- What to produce
Quote the listing below in its entirety.

- Raw data
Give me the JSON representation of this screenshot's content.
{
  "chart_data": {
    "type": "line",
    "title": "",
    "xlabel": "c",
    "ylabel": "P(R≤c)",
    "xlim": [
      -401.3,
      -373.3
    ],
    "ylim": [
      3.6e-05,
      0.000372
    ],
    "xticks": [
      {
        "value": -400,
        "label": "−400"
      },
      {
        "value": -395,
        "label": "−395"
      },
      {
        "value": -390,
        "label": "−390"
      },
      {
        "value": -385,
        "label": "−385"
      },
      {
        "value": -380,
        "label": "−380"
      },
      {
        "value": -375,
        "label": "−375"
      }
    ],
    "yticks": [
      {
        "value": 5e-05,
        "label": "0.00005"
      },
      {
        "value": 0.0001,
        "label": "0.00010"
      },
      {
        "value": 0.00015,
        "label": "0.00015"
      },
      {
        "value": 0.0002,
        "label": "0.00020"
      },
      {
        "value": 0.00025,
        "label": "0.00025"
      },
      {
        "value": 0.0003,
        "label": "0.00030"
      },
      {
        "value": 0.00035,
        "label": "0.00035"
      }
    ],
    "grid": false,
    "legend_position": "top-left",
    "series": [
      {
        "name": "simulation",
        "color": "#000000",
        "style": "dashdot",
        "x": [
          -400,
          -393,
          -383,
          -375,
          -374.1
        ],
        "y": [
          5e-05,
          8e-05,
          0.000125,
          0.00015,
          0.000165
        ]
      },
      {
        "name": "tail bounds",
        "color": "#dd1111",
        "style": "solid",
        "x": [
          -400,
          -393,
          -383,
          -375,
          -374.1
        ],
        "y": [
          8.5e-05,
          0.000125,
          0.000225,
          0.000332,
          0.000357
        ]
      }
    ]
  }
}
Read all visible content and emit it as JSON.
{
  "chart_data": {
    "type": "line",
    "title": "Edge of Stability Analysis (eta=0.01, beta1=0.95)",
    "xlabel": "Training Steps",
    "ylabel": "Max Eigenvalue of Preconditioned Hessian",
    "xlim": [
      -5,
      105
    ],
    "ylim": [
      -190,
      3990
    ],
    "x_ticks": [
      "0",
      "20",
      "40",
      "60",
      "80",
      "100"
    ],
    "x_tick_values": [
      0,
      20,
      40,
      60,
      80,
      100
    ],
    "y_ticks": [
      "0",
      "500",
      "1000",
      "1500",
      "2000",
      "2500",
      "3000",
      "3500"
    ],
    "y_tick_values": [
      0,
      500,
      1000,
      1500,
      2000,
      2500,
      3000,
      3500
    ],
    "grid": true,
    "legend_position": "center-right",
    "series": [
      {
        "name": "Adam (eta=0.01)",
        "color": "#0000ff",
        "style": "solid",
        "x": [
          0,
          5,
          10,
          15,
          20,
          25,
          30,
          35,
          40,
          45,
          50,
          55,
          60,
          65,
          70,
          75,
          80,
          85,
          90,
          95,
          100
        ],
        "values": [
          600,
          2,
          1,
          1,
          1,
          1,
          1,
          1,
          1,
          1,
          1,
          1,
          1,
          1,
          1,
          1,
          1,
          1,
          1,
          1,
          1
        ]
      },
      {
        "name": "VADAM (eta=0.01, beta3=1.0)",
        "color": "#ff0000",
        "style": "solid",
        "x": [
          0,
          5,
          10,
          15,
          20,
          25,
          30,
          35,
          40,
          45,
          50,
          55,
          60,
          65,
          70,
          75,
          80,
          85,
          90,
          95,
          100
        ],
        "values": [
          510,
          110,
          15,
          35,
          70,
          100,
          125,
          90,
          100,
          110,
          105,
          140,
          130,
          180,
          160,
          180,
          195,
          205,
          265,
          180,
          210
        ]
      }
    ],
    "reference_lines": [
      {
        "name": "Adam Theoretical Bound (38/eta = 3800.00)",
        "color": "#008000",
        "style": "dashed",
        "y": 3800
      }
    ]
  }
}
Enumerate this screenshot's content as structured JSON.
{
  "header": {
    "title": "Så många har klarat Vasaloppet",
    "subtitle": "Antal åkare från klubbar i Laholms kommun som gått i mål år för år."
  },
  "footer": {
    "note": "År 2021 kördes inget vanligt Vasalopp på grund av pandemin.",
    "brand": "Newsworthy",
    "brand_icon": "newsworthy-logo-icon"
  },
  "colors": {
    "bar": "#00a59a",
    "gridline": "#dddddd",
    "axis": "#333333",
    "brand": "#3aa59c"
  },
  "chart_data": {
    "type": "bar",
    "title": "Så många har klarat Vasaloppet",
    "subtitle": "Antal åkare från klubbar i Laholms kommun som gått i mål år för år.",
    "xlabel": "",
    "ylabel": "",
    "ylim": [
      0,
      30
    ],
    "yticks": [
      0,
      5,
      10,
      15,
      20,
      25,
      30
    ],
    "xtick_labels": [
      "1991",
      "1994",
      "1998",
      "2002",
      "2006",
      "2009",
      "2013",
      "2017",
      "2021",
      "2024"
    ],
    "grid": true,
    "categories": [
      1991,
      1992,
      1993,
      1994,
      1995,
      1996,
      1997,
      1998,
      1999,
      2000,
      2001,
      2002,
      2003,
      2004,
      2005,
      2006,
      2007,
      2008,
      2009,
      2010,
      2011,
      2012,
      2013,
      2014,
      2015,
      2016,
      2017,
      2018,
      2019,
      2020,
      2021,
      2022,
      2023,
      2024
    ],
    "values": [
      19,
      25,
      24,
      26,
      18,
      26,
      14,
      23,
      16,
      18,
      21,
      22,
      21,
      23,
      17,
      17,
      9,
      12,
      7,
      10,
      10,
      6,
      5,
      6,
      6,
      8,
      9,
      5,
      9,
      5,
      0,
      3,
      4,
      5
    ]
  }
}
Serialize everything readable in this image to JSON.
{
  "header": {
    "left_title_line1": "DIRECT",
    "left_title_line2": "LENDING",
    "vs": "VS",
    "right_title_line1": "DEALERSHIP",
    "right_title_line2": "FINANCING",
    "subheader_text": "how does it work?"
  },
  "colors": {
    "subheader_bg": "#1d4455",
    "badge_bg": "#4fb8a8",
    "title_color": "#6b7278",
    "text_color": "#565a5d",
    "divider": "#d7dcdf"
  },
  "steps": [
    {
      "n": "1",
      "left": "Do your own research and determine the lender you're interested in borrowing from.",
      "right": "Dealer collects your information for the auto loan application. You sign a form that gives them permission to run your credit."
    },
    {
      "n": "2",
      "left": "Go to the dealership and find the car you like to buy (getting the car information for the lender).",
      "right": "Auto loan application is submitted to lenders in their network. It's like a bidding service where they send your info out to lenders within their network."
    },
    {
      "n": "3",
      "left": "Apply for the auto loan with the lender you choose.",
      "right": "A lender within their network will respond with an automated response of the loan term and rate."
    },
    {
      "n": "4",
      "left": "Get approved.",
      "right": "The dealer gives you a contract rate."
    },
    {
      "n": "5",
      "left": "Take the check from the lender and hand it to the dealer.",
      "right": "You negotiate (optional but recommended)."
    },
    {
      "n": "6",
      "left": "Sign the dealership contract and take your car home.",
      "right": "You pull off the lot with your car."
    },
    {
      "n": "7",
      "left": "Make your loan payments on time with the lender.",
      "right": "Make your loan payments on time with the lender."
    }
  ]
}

- Task result
Give me the JSON representation of this screenshot's content.
{
  "chart_data": {
    "type": "line",
    "title": "",
    "xlabel": "c",
    "ylabel": "P(R≤c)",
    "xlim": [
      -401.3,
      -373.3
    ],
    "ylim": [
      3.6e-05,
      0.000372
    ],
    "xticks": [
      {
        "value": -400,
        "label": "−400"
      },
      {
        "value": -395,
        "label": "−395"
      },
      {
        "value": -390,
        "label": "−390"
      },
      {
        "value": -385,
        "label": "−385"
      },
      {
        "value": -380,
        "label": "−380"
      },
      {
        "value": -375,
        "label": "−375"
      }
    ],
    "yticks": [
      {
        "value": 5e-05,
        "label": "0.00005"
      },
      {
        "value": 0.0001,
        "label": "0.00010"
      },
      {
        "value": 0.00015,
        "label": "0.00015"
      },
      {
        "value": 0.0002,
        "label": "0.00020"
      },
      {
        "value": 0.00025,
        "label": "0.00025"
      },
      {
        "value": 0.0003,
        "label": "0.00030"
      },
      {
        "value": 0.00035,
        "label": "0.00035"
      }
    ],
    "grid": false,
    "legend_position": "top-left",
    "series": [
      {
        "name": "simulation",
        "color": "#000000",
        "style": "dashdot",
        "x": [
          -400,
          -393,
          -383,
          -375,
          -374.1
        ],
        "y": [
          5e-05,
          8e-05,
          0.000125,
          0.00015,
          0.000165
        ]
      },
      {
        "name": "tail bounds",
        "color": "#dd1111",
        "style": "solid",
        "x": [
          -400,
          -393,
          -383,
          -375,
          -374.1
        ],
        "y": [
          8.5e-05,
          0.000125,
          0.000225,
          0.000332,
          0.000357
        ]
      }
    ]
  }
}
Read all visible content and emit it as JSON.
{
  "chart_data": {
    "type": "line",
    "title": "Edge of Stability Analysis (eta=0.01, beta1=0.95)",
    "xlabel": "Training Steps",
    "ylabel": "Max Eigenvalue of Preconditioned Hessian",
    "xlim": [
      -5,
      105
    ],
    "ylim": [
      -190,
      3990
    ],
    "x_ticks": [
      "0",
      "20",
      "40",
      "60",
      "80",
      "100"
    ],
    "x_tick_values": [
      0,
      20,
      40,
      60,
      80,
      100
    ],
    "y_ticks": [
      "0",
      "500",
      "1000",
      "1500",
      "2000",
      "2500",
      "3000",
      "3500"
    ],
    "y_tick_values": [
      0,
      500,
      1000,
      1500,
      2000,
      2500,
      3000,
      3500
    ],
    "grid": true,
    "legend_position": "center-right",
    "series": [
      {
        "name": "Adam (eta=0.01)",
        "color": "#0000ff",
        "style": "solid",
        "x": [
          0,
          5,
          10,
          15,
          20,
          25,
          30,
          35,
          40,
          45,
          50,
          55,
          60,
          65,
          70,
          75,
          80,
          85,
          90,
          95,
          100
        ],
        "values": [
          600,
          2,
          1,
          1,
          1,
          1,
          1,
          1,
          1,
          1,
          1,
          1,
          1,
          1,
          1,
          1,
          1,
          1,
          1,
          1,
          1
        ]
      },
      {
        "name": "VADAM (eta=0.01, beta3=1.0)",
        "color": "#ff0000",
        "style": "solid",
        "x": [
          0,
          5,
          10,
          15,
          20,
          25,
          30,
          35,
          40,
          45,
          50,
          55,
          60,
          65,
          70,
          75,
          80,
          85,
          90,
          95,
          100
        ],
        "values": [
          510,
          110,
          15,
          35,
          70,
          100,
          125,
          90,
          100,
          110,
          105,
          140,
          130,
          180,
          160,
          180,
          195,
          205,
          265,
          180,
          210
        ]
      }
    ],
    "reference_lines": [
      {
        "name": "Adam Theoretical Bound (38/eta = 3800.00)",
        "color": "#008000",
        "style": "dashed",
        "y": 3800
      }
    ]
  }
}
Enumerate this screenshot's content as structured JSON.
{
  "header": {
    "title": "Så många har klarat Vasaloppet",
    "subtitle": "Antal åkare från klubbar i Laholms kommun som gått i mål år för år."
  },
  "footer": {
    "note": "År 2021 kördes inget vanligt Vasalopp på grund av pandemin.",
    "brand": "Newsworthy",
    "brand_icon": "newsworthy-logo-icon"
  },
  "colors": {
    "bar": "#00a59a",
    "gridline": "#dddddd",
    "axis": "#333333",
    "brand": "#3aa59c"
  },
  "chart_data": {
    "type": "bar",
    "title": "Så många har klarat Vasaloppet",
    "subtitle": "Antal åkare från klubbar i Laholms kommun som gått i mål år för år.",
    "xlabel": "",
    "ylabel": "",
    "ylim": [
      0,
      30
    ],
    "yticks": [
      0,
      5,
      10,
      15,
      20,
      25,
      30
    ],
    "xtick_labels": [
      "1991",
      "1994",
      "1998",
      "2002",
      "2006",
      "2009",
      "2013",
      "2017",
      "2021",
      "2024"
    ],
    "grid": true,
    "categories": [
      1991,
      1992,
      1993,
      1994,
      1995,
      1996,
      1997,
      1998,
      1999,
      2000,
      2001,
      2002,
      2003,
      2004,
      2005,
      2006,
      2007,
      2008,
      2009,
      2010,
      2011,
      2012,
      2013,
      2014,
      2015,
      2016,
      2017,
      2018,
      2019,
      2020,
      2021,
      2022,
      2023,
      2024
    ],
    "values": [
      19,
      25,
      24,
      26,
      18,
      26,
      14,
      23,
      16,
      18,
      21,
      22,
      21,
      23,
      17,
      17,
      9,
      12,
      7,
      10,
      10,
      6,
      5,
      6,
      6,
      8,
      9,
      5,
      9,
      5,
      0,
      3,
      4,
      5
    ]
  }
}
Serialize everything readable in this image to JSON.
{
  "header": {
    "left_title_line1": "DIRECT",
    "left_title_line2": "LENDING",
    "vs": "VS",
    "right_title_line1": "DEALERSHIP",
    "right_title_line2": "FINANCING",
    "subheader_text": "how does it work?"
  },
  "colors": {
    "subheader_bg": "#1d4455",
    "badge_bg": "#4fb8a8",
    "title_color": "#6b7278",
    "text_color": "#565a5d",
    "divider": "#d7dcdf"
  },
  "steps": [
    {
      "n": "1",
      "left": "Do your own research and determine the lender you're interested in borrowing from.",
      "right": "Dealer collects your information for the auto loan application. You sign a form that gives them permission to run your credit."
    },
    {
      "n": "2",
      "left": "Go to the dealership and find the car you like to buy (getting the car information for the lender).",
      "right": "Auto loan application is submitted to lenders in their network. It's like a bidding service where they send your info out to lenders within their network."
    },
    {
      "n": "3",
      "left": "Apply for the auto loan with the lender you choose.",
      "right": "A lender within their network will respond with an automated response of the loan term and rate."
    },
    {
      "n": "4",
      "left": "Get approved.",
      "right": "The dealer gives you a contract rate."
    },
    {
      "n": "5",
      "left": "Take the check from the lender and hand it to the dealer.",
      "right": "You negotiate (optional but recommended)."
    },
    {
      "n": "6",
      "left": "Sign the dealership contract and take your car home.",
      "right": "You pull off the lot with your car."
    },
    {
      "n": "7",
      "left": "Make your loan payments on time with the lender.",
      "right": "Make your loan payments on time with the lender."
    }
  ]
}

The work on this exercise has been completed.